---- Provided records
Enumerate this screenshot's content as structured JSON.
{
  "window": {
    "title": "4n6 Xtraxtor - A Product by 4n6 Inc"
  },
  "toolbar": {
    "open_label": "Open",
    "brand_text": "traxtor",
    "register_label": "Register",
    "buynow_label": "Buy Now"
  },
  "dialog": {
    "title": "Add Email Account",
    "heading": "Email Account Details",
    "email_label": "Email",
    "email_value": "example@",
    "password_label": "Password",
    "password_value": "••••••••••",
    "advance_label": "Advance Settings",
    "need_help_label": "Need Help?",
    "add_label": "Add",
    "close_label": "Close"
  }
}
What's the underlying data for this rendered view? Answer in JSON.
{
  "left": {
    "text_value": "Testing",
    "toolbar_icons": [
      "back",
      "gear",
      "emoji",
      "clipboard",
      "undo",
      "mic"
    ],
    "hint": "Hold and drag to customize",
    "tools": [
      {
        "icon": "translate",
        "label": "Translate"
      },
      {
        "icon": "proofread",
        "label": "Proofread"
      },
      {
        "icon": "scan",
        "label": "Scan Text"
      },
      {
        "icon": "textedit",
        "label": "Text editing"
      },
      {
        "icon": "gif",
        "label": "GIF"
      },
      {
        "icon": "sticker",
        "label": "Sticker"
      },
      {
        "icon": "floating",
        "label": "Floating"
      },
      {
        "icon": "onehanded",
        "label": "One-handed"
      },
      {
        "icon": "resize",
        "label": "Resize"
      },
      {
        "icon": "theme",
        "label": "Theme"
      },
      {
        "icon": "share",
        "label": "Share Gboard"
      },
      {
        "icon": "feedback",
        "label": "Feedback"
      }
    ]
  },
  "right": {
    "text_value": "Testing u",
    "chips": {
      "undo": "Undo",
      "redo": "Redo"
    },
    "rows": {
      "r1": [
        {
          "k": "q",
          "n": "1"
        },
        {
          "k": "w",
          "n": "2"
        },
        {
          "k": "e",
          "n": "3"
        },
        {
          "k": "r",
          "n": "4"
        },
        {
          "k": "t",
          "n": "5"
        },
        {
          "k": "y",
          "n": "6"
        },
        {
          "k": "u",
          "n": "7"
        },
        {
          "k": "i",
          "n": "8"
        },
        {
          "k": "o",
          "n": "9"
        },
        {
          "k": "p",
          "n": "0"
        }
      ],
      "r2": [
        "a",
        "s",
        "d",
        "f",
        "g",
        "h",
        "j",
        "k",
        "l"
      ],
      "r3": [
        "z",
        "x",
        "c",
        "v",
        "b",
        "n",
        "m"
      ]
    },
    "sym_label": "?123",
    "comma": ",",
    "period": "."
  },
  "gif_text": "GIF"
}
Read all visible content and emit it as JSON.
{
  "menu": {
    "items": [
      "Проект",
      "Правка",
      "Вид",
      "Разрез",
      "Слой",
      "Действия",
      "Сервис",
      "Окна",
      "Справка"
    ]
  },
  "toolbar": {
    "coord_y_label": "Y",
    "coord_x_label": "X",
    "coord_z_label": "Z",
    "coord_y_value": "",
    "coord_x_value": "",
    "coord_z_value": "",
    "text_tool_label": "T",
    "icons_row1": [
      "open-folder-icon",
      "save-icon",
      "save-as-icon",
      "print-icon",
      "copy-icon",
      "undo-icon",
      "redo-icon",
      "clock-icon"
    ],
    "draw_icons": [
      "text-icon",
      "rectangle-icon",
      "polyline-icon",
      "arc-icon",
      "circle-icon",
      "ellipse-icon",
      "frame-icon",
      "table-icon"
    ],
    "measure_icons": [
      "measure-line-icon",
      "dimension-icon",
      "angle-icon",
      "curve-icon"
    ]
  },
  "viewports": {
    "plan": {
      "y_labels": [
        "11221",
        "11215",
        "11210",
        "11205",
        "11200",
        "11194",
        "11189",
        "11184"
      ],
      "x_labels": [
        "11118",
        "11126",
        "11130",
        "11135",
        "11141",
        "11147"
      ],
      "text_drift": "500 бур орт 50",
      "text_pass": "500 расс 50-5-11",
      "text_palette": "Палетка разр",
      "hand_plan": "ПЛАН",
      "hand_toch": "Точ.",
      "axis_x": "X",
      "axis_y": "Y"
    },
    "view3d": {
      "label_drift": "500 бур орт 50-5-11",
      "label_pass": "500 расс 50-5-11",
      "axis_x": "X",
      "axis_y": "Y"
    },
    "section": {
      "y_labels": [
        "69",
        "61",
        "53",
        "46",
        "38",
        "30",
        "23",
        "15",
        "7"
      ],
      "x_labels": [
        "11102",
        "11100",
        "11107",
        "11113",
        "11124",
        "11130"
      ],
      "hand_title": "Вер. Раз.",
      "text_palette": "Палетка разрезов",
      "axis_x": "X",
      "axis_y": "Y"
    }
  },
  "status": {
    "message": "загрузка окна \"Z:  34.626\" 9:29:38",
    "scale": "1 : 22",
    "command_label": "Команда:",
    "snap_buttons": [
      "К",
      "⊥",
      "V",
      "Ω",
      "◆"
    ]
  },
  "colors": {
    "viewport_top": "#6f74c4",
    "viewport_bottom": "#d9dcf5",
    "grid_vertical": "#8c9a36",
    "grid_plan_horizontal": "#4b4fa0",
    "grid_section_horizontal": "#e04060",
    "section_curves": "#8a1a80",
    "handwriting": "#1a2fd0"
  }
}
--------
■ Written exercise
Write down all the entries again without a single difference.

■ Exercise response
Enumerate this screenshot's content as structured JSON.
{
  "window": {
    "title": "4n6 Xtraxtor - A Product by 4n6 Inc"
  },
  "toolbar": {
    "open_label": "Open",
    "brand_text": "traxtor",
    "register_label": "Register",
    "buynow_label": "Buy Now"
  },
  "dialog": {
    "title": "Add Email Account",
    "heading": "Email Account Details",
    "email_label": "Email",
    "email_value": "example@",
    "password_label": "Password",
    "password_value": "••••••••••",
    "advance_label": "Advance Settings",
    "need_help_label": "Need Help?",
    "add_label": "Add",
    "close_label": "Close"
  }
}
What's the underlying data for this rendered view? Answer in JSON.
{
  "left": {
    "text_value": "Testing",
    "toolbar_icons": [
      "back",
      "gear",
      "emoji",
      "clipboard",
      "undo",
      "mic"
    ],
    "hint": "Hold and drag to customize",
    "tools": [
      {
        "icon": "translate",
        "label": "Translate"
      },
      {
        "icon": "proofread",
        "label": "Proofread"
      },
      {
        "icon": "scan",
        "label": "Scan Text"
      },
      {
        "icon": "textedit",
        "label": "Text editing"
      },
      {
        "icon": "gif",
        "label": "GIF"
      },
      {
        "icon": "sticker",
        "label": "Sticker"
      },
      {
        "icon": "floating",
        "label": "Floating"
      },
      {
        "icon": "onehanded",
        "label": "One-handed"
      },
      {
        "icon": "resize",
        "label": "Resize"
      },
      {
        "icon": "theme",
        "label": "Theme"
      },
      {
        "icon": "share",
        "label": "Share Gboard"
      },
      {
        "icon": "feedback",
        "label": "Feedback"
      }
    ]
  },
  "right": {
    "text_value": "Testing u",
    "chips": {
      "undo": "Undo",
      "redo": "Redo"
    },
    "rows": {
      "r1": [
        {
          "k": "q",
          "n": "1"
        },
        {
          "k": "w",
          "n": "2"
        },
        {
          "k": "e",
          "n": "3"
        },
        {
          "k": "r",
          "n": "4"
        },
        {
          "k": "t",
          "n": "5"
        },
        {
          "k": "y",
          "n": "6"
        },
        {
          "k": "u",
          "n": "7"
        },
        {
          "k": "i",
          "n": "8"
        },
        {
          "k": "o",
          "n": "9"
        },
        {
          "k": "p",
          "n": "0"
        }
      ],
      "r2": [
        "a",
        "s",
        "d",
        "f",
        "g",
        "h",
        "j",
        "k",
        "l"
      ],
      "r3": [
        "z",
        "x",
        "c",
        "v",
        "b",
        "n",
        "m"
      ]
    },
    "sym_label": "?123",
    "comma": ",",
    "period": "."
  },
  "gif_text": "GIF"
}
Read all visible content and emit it as JSON.
{
  "menu": {
    "items": [
      "Проект",
      "Правка",
      "Вид",
      "Разрез",
      "Слой",
      "Действия",
      "Сервис",
      "Окна",
      "Справка"
    ]
  },
  "toolbar": {
    "coord_y_label": "Y",
    "coord_x_label": "X",
    "coord_z_label": "Z",
    "coord_y_value": "",
    "coord_x_value": "",
    "coord_z_value": "",
    "text_tool_label": "T",
    "icons_row1": [
      "open-folder-icon",
      "save-icon",
      "save-as-icon",
      "print-icon",
      "copy-icon",
      "undo-icon",
      "redo-icon",
      "clock-icon"
    ],
    "draw_icons": [
      "text-icon",
      "rectangle-icon",
      "polyline-icon",
      "arc-icon",
      "circle-icon",
      "ellipse-icon",
      "frame-icon",
      "table-icon"
    ],
    "measure_icons": [
      "measure-line-icon",
      "dimension-icon",
      "angle-icon",
      "curve-icon"
    ]
  },
  "viewports": {
    "plan": {
      "y_labels": [
        "11221",
        "11215",
        "11210",
        "11205",
        "11200",
        "11194",
        "11189",
        "11184"
      ],
      "x_labels": [
        "11118",
        "11126",
        "11130",
        "11135",
        "11141",
        "11147"
      ],
      "text_drift": "500 бур орт 50",
      "text_pass": "500 расс 50-5-11",
      "text_palette": "Палетка разр",
      "hand_plan": "ПЛАН",
      "hand_toch": "Точ.",
      "axis_x": "X",
      "axis_y": "Y"
    },
    "view3d": {
      "label_drift": "500 бур орт 50-5-11",
      "label_pass": "500 расс 50-5-11",
      "axis_x": "X",
      "axis_y": "Y"
    },
    "section": {
      "y_labels": [
        "69",
        "61",
        "53",
        "46",
        "38",
        "30",
        "23",
        "15",
        "7"
      ],
      "x_labels": [
        "11102",
        "11100",
        "11107",
        "11113",
        "11124",
        "11130"
      ],
      "hand_title": "Вер. Раз.",
      "text_palette": "Палетка разрезов",
      "axis_x": "X",
      "axis_y": "Y"
    }
  },
  "status": {
    "message": "загрузка окна \"Z:  34.626\" 9:29:38",
    "scale": "1 : 22",
    "command_label": "Команда:",
    "snap_buttons": [
      "К",
      "⊥",
      "V",
      "Ω",
      "◆"
    ]
  },
  "colors": {
    "viewport_top": "#6f74c4",
    "viewport_bottom": "#d9dcf5",
    "grid_vertical": "#8c9a36",
    "grid_plan_horizontal": "#4b4fa0",
    "grid_section_horizontal": "#e04060",
    "section_curves": "#8a1a80",
    "handwriting": "#1a2fd0"
  }
}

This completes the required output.